======== Dataset extract ========

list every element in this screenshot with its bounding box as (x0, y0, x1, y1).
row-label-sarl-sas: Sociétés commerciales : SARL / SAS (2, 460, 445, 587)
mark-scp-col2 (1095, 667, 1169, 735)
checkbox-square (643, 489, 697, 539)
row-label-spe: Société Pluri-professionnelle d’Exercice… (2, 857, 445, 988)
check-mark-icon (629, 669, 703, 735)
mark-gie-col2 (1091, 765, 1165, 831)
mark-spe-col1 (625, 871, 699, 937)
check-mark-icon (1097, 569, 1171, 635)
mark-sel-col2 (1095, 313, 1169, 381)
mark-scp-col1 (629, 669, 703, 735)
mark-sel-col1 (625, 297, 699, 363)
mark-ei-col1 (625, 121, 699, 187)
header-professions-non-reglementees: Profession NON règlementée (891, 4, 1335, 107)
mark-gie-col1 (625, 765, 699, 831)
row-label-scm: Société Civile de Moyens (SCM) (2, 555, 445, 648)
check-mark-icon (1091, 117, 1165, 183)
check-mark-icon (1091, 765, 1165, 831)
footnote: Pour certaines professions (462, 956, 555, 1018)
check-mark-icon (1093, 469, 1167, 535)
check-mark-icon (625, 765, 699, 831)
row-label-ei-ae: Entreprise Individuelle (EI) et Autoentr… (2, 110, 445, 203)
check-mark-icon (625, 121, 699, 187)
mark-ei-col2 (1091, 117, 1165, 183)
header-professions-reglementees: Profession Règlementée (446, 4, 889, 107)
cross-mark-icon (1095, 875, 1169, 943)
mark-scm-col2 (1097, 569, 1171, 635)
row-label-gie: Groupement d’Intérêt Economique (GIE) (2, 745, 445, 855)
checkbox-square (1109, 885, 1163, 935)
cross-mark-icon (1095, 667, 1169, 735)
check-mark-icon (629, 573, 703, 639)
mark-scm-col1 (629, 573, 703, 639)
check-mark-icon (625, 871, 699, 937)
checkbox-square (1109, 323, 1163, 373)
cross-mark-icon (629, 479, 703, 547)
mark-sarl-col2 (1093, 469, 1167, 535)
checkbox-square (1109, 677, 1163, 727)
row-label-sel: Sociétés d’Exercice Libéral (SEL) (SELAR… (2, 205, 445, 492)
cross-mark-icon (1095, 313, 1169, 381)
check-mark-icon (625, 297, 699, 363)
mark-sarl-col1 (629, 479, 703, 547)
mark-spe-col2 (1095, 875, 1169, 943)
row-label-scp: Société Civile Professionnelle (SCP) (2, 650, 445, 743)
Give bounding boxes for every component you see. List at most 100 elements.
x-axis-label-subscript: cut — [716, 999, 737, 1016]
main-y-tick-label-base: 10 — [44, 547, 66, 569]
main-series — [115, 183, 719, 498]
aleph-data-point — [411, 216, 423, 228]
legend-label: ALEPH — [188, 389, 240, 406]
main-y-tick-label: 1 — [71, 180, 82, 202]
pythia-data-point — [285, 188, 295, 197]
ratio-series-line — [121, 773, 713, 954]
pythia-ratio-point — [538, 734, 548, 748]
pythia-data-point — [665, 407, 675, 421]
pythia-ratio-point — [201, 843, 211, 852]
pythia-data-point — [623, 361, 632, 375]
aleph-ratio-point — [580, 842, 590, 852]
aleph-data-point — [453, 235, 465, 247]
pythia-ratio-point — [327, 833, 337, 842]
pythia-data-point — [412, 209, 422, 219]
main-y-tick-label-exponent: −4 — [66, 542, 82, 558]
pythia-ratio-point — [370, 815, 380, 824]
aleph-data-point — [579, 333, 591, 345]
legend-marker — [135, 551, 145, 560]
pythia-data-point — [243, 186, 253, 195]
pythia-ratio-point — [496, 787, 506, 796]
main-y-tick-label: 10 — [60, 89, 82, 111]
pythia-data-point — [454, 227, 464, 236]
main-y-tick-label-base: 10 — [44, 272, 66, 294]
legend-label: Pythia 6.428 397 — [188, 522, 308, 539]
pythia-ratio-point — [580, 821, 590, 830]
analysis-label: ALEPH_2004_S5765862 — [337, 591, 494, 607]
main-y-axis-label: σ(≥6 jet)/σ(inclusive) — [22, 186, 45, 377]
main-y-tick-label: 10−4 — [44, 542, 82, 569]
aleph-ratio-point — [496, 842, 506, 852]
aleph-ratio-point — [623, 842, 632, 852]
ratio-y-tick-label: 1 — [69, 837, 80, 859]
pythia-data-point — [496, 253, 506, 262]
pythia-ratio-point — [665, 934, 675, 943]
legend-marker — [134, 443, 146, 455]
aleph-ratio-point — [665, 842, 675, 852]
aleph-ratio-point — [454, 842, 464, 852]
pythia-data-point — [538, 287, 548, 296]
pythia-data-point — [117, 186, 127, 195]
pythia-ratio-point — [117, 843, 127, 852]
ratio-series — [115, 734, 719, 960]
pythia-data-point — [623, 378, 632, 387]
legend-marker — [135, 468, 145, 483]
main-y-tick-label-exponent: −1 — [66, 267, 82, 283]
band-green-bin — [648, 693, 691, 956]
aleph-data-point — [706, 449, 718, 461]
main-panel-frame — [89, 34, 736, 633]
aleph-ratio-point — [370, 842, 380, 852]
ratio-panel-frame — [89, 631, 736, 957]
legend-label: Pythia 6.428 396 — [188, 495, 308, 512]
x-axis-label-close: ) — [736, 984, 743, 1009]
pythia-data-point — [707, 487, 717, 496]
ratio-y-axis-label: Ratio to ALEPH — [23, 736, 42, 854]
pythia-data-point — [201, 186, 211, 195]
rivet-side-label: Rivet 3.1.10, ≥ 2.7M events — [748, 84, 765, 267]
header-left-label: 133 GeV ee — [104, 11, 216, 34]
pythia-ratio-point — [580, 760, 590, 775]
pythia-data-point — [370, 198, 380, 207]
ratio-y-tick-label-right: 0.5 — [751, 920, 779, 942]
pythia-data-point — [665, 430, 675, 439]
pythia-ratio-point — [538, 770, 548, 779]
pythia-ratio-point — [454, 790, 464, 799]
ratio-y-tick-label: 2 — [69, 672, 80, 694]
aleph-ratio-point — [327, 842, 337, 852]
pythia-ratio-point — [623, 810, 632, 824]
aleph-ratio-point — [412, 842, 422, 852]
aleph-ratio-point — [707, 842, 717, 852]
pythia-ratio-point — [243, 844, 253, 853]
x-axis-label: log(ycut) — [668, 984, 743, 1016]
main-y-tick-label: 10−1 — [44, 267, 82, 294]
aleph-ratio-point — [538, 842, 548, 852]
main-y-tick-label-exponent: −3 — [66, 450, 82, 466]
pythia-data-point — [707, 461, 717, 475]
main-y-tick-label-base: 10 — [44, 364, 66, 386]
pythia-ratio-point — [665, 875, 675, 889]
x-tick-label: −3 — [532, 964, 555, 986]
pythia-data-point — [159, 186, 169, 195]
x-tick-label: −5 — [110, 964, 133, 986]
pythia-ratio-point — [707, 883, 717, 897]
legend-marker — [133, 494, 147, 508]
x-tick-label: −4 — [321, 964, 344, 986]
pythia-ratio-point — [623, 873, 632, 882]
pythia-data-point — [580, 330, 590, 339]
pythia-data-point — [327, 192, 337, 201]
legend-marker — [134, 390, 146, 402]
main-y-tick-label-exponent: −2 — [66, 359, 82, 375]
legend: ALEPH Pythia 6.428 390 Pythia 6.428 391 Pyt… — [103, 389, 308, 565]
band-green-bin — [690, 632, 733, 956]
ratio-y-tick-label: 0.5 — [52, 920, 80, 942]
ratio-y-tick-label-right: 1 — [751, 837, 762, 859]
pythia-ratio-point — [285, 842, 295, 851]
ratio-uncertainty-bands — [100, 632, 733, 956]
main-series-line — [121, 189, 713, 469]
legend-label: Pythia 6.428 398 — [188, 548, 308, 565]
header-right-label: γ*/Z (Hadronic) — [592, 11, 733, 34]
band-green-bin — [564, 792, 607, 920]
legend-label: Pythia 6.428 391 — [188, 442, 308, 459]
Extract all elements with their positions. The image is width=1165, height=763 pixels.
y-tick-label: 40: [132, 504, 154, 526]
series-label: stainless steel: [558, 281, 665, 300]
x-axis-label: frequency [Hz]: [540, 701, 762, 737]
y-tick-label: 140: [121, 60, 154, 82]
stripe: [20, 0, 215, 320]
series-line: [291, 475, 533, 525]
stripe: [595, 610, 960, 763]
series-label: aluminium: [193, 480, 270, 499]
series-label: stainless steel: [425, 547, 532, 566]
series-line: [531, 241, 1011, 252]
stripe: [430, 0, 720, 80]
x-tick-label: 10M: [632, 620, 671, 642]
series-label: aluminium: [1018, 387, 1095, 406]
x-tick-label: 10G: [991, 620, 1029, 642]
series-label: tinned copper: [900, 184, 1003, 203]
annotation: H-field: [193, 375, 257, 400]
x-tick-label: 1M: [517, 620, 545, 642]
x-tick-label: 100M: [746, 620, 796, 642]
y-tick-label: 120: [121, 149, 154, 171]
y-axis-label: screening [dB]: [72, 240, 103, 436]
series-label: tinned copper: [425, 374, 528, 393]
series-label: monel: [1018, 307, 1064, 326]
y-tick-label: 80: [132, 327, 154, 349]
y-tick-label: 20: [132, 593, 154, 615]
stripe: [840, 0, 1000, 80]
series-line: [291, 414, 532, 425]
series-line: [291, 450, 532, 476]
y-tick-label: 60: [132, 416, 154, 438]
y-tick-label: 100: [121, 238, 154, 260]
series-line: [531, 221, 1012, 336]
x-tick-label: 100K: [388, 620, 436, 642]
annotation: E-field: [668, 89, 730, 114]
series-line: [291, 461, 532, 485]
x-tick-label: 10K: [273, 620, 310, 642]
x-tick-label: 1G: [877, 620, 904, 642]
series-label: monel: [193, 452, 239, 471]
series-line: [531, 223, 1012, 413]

========

Copy the listing from its first line down through the line that contains "mark-ei-col1 (625, 121, 699, 187)", including both of those lines, with every line unchanged.

list every element in this screenshot with its bounding box as (x0, y0, x1, y1).
row-label-sarl-sas: Sociétés commerciales : SARL / SAS (2, 460, 445, 587)
mark-scp-col2 (1095, 667, 1169, 735)
checkbox-square (643, 489, 697, 539)
row-label-spe: Société Pluri-professionnelle d’Exercice… (2, 857, 445, 988)
check-mark-icon (629, 669, 703, 735)
mark-gie-col2 (1091, 765, 1165, 831)
mark-spe-col1 (625, 871, 699, 937)
check-mark-icon (1097, 569, 1171, 635)
mark-sel-col2 (1095, 313, 1169, 381)
mark-scp-col1 (629, 669, 703, 735)
mark-sel-col1 (625, 297, 699, 363)
mark-ei-col1 (625, 121, 699, 187)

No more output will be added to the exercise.